„Shit Happens“: Skandal-Broschüre

Tipps zum Kiffen ohne Strafe.

„Shit Happens“: Skandal-Broschüre: Tipps zum Kiffen ohne Strafe.
Kiffen. Und wer hat's erfunden? Eigentlich nicht die Schweizer. Dennoch sorgt dortzulande aktuell eine Rechtshilfe-Broschüre für Aufregung. Die will Kiffern zeigen, wie sie ganz ohne Strafe, quasi extrem gechillt Marihuana und Co. konsumieren können.
Seit 1996 veröffentlichen die Schweizer Fabian Strodel und Sven Schendekehl schon die selbsternannte Rechtshilfe-Broschüre „Shit Happens“, die diesen Monat in der neunten Auflage erscheint. Anlass für die Publikation ist die in der Schweiz eingeführte Geldstrafe in Höhe von 100 Franken (rund 80 Euro) für den Konsum von Cannabis, Hanf und THC. In ihrer 30-Seiten langen Broschüre gehen die beiden Schweizer darauf ein, welche Strafen aufs Kiffen stehen und wie Konsumenten diese auf mehr oder weniger legale Weise umgehen können. Der Plan-B für jede problematische Situation ist hierbei ganz einfach: „Wer polizeilich kontrolliert wird, nicht konsumiert und weniger als 10 Gramm dabei hat, sollte Fragen nach früherem Konsum nicht beantworten oder halt lügen“.

### DATENSÄTZE

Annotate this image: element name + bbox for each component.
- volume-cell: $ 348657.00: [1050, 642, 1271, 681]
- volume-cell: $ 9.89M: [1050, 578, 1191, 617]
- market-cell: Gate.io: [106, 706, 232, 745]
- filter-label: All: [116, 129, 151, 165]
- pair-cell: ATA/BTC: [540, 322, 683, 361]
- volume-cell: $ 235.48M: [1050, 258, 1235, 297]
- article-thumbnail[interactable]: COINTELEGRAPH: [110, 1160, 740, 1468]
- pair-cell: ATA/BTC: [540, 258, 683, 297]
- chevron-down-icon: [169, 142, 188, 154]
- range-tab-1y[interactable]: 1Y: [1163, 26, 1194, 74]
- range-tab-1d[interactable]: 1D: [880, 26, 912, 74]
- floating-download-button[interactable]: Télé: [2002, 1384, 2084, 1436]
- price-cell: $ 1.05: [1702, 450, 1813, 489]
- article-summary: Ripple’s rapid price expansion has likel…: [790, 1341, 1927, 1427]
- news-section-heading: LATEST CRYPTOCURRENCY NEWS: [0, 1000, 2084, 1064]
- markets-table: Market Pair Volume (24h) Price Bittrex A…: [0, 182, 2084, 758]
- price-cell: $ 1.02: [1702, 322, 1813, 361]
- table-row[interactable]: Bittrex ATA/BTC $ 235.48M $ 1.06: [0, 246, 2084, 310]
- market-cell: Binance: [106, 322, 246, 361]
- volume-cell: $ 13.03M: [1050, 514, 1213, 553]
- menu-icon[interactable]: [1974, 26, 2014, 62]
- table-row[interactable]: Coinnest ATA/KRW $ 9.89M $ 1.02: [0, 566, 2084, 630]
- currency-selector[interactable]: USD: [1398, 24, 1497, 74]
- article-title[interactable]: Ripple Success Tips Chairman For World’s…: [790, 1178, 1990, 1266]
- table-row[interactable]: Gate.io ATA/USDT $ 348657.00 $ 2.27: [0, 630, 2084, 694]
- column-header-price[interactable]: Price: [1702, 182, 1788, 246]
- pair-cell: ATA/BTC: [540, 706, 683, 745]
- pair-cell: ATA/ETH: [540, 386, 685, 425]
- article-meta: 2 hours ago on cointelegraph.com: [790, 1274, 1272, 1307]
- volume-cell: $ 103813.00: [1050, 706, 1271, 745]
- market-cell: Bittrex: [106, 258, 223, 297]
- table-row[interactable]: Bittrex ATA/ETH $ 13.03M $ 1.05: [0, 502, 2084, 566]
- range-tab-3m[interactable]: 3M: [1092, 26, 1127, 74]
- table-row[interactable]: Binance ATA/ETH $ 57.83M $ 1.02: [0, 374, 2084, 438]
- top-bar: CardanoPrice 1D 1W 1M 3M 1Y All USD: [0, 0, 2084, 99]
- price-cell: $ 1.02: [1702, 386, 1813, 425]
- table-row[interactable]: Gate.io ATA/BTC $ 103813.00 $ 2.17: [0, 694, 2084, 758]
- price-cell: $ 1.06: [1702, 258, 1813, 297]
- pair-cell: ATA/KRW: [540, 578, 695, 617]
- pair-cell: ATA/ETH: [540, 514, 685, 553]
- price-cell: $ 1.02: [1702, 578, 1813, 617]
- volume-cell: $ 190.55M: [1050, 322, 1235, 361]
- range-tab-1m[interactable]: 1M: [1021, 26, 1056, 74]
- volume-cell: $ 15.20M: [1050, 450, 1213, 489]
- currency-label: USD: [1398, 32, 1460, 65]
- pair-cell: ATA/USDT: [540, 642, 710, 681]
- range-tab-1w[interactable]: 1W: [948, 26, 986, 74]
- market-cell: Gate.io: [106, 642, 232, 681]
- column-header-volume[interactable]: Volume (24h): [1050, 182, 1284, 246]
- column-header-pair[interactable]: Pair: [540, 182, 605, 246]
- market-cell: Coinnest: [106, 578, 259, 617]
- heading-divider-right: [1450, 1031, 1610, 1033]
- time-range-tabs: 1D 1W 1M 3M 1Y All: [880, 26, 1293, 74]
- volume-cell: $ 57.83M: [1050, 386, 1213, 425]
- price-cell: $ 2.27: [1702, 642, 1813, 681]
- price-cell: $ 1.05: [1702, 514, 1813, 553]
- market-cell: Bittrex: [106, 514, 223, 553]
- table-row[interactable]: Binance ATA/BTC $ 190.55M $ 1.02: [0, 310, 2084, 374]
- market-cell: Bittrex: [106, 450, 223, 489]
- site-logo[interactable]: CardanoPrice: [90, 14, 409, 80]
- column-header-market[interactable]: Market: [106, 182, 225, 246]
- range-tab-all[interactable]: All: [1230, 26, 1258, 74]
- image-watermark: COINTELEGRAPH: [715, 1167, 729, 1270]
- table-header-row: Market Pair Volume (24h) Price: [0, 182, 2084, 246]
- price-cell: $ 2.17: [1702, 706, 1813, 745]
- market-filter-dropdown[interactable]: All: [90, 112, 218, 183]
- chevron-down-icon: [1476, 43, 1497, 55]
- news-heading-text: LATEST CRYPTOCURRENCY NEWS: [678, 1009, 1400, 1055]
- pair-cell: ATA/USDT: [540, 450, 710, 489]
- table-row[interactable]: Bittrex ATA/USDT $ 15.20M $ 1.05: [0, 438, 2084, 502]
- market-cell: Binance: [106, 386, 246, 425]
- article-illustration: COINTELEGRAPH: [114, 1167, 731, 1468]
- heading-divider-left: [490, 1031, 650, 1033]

### AUFGABE
Fassen Sie den Absatz des Ausgangstextes, der mit „Seit 1996 veröffentlichen“ beginnt, als kurze Stichpunktliste zusammen und behalten Sie dabei die wichtigsten Fakten bei.

### AUSGABE
- Die Schweizer Fabian Strodel und Sven Schendekehl veröffentlichen seit 1996 die Rechtshilfe-Broschüre „Shit Happens“. Diesen Monat erscheint sie in der neunten Auflage.
- Anlass ist die in der Schweiz eingeführte Geldstrafe von 100 Franken (rund 80 Euro) für den Konsum von Cannabis, Hanf und THC.
- Die 30-seitige Broschüre erklärt, welche Strafen aufs Kiffen stehen und wie Konsumenten sie auf mehr oder weniger legale Weise umgehen können.
- Der Plan B lautet: Wer polizeilich kontrolliert wird, nicht konsumiert und weniger als 10 Gramm dabeihat, soll Fragen nach früherem Konsum nicht beantworten oder lügen.